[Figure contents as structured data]
════════════════════
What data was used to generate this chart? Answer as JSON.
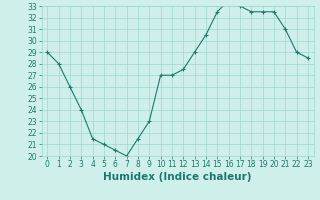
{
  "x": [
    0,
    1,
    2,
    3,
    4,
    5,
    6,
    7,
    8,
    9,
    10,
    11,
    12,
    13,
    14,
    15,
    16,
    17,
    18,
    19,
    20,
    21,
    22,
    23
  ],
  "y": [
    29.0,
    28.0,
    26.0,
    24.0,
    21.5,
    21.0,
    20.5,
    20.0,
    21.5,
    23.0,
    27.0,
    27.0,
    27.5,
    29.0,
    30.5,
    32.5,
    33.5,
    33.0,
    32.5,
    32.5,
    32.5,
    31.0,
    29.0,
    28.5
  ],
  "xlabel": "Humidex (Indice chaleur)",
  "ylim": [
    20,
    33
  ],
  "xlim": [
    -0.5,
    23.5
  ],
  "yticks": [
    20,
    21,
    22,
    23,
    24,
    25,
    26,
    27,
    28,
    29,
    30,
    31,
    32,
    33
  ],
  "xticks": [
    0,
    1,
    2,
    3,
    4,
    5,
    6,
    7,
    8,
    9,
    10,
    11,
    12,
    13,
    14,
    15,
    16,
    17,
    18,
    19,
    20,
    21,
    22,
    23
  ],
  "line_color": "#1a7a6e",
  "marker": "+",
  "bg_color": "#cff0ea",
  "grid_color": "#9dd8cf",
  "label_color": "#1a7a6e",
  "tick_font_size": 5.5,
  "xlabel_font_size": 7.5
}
════════════════════
(What is asked)
Copy every line above word for word and exclude the pictures.

(Result below)
What data was used to generate this chart? Answer as JSON.
{
  "x": [
    0,
    1,
    2,
    3,
    4,
    5,
    6,
    7,
    8,
    9,
    10,
    11,
    12,
    13,
    14,
    15,
    16,
    17,
    18,
    19,
    20,
    21,
    22,
    23
  ],
  "y": [
    29.0,
    28.0,
    26.0,
    24.0,
    21.5,
    21.0,
    20.5,
    20.0,
    21.5,
    23.0,
    27.0,
    27.0,
    27.5,
    29.0,
    30.5,
    32.5,
    33.5,
    33.0,
    32.5,
    32.5,
    32.5,
    31.0,
    29.0,
    28.5
  ],
  "xlabel": "Humidex (Indice chaleur)",
  "ylim": [
    20,
    33
  ],
  "xlim": [
    -0.5,
    23.5
  ],
  "yticks": [
    20,
    21,
    22,
    23,
    24,
    25,
    26,
    27,
    28,
    29,
    30,
    31,
    32,
    33
  ],
  "xticks": [
    0,
    1,
    2,
    3,
    4,
    5,
    6,
    7,
    8,
    9,
    10,
    11,
    12,
    13,
    14,
    15,
    16,
    17,
    18,
    19,
    20,
    21,
    22,
    23
  ],
  "line_color": "#1a7a6e",
  "marker": "+",
  "bg_color": "#cff0ea",
  "grid_color": "#9dd8cf",
  "label_color": "#1a7a6e",
  "tick_font_size": 5.5,
  "xlabel_font_size": 7.5
}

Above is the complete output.